- **Excerpts from a figure dataset**:
■ ■ ■ ■

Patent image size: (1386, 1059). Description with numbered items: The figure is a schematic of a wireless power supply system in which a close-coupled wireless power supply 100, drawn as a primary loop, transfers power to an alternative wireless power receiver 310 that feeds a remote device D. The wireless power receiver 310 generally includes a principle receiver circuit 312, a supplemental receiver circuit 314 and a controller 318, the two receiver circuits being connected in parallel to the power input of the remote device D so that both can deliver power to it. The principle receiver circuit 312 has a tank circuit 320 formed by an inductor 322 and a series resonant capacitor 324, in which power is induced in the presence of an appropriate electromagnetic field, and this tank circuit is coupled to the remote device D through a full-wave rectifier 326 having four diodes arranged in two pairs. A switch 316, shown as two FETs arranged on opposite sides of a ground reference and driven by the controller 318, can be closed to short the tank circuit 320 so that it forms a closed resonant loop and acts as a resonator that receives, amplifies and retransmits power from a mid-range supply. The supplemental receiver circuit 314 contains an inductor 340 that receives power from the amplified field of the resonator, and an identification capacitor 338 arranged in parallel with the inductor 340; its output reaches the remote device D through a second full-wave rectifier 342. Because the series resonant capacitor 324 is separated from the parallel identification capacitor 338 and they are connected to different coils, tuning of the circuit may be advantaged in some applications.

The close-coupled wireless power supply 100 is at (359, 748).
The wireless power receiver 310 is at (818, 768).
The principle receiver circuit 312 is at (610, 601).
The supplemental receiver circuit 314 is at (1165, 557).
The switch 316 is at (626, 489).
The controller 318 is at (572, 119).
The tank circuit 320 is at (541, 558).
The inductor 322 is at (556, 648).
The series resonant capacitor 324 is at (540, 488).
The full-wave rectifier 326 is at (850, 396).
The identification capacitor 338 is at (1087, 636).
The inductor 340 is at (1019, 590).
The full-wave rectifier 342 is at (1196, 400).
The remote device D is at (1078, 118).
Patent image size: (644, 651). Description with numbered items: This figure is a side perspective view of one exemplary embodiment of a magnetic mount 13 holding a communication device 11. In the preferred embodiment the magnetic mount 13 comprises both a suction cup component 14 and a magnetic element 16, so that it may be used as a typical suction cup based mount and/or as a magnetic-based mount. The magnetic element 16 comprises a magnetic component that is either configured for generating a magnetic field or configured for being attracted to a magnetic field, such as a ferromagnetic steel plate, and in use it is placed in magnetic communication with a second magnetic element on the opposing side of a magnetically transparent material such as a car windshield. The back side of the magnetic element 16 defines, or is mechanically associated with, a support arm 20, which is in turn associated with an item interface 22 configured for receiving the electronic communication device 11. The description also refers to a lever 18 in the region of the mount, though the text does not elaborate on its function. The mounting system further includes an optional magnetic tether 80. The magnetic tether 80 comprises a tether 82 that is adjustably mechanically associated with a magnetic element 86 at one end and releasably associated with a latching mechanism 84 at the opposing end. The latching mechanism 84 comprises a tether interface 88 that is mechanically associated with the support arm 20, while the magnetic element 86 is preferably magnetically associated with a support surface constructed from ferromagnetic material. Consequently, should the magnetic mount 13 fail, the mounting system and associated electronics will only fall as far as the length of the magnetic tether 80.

■ ■ ■ ■

Copy every one of the lines above word for word, with nothing changed.

- **Output below**:
Patent image size: (1386, 1059). Description with numbered items: The figure is a schematic of a wireless power supply system in which a close-coupled wireless power supply 100, drawn as a primary loop, transfers power to an alternative wireless power receiver 310 that feeds a remote device D. The wireless power receiver 310 generally includes a principle receiver circuit 312, a supplemental receiver circuit 314 and a controller 318, the two receiver circuits being connected in parallel to the power input of the remote device D so that both can deliver power to it. The principle receiver circuit 312 has a tank circuit 320 formed by an inductor 322 and a series resonant capacitor 324, in which power is induced in the presence of an appropriate electromagnetic field, and this tank circuit is coupled to the remote device D through a full-wave rectifier 326 having four diodes arranged in two pairs. A switch 316, shown as two FETs arranged on opposite sides of a ground reference and driven by the controller 318, can be closed to short the tank circuit 320 so that it forms a closed resonant loop and acts as a resonator that receives, amplifies and retransmits power from a mid-range supply. The supplemental receiver circuit 314 contains an inductor 340 that receives power from the amplified field of the resonator, and an identification capacitor 338 arranged in parallel with the inductor 340; its output reaches the remote device D through a second full-wave rectifier 342. Because the series resonant capacitor 324 is separated from the parallel identification capacitor 338 and they are connected to different coils, tuning of the circuit may be advantaged in some applications.

The close-coupled wireless power supply 100 is at (359, 748).
The wireless power receiver 310 is at (818, 768).
The principle receiver circuit 312 is at (610, 601).
The supplemental receiver circuit 314 is at (1165, 557).
The switch 316 is at (626, 489).
The controller 318 is at (572, 119).
The tank circuit 320 is at (541, 558).
The inductor 322 is at (556, 648).
The series resonant capacitor 324 is at (540, 488).
The full-wave rectifier 326 is at (850, 396).
The identification capacitor 338 is at (1087, 636).
The inductor 340 is at (1019, 590).
The full-wave rectifier 342 is at (1196, 400).
The remote device D is at (1078, 118).
Patent image size: (644, 651). Description with numbered items: This figure is a side perspective view of one exemplary embodiment of a magnetic mount 13 holding a communication device 11. In the preferred embodiment the magnetic mount 13 comprises both a suction cup component 14 and a magnetic element 16, so that it may be used as a typical suction cup based mount and/or as a magnetic-based mount. The magnetic element 16 comprises a magnetic component that is either configured for generating a magnetic field or configured for being attracted to a magnetic field, such as a ferromagnetic steel plate, and in use it is placed in magnetic communication with a second magnetic element on the opposing side of a magnetically transparent material such as a car windshield. The back side of the magnetic element 16 defines, or is mechanically associated with, a support arm 20, which is in turn associated with an item interface 22 configured for receiving the electronic communication device 11. The description also refers to a lever 18 in the region of the mount, though the text does not elaborate on its function. The mounting system further includes an optional magnetic tether 80. The magnetic tether 80 comprises a tether 82 that is adjustably mechanically associated with a magnetic element 86 at one end and releasably associated with a latching mechanism 84 at the opposing end. The latching mechanism 84 comprises a tether interface 88 that is mechanically associated with the support arm 20, while the magnetic element 86 is preferably magnetically associated with a support surface constructed from ferromagnetic material. Consequently, should the magnetic mount 13 fail, the mounting system and associated electronics will only fall as far as the length of the magnetic tether 80.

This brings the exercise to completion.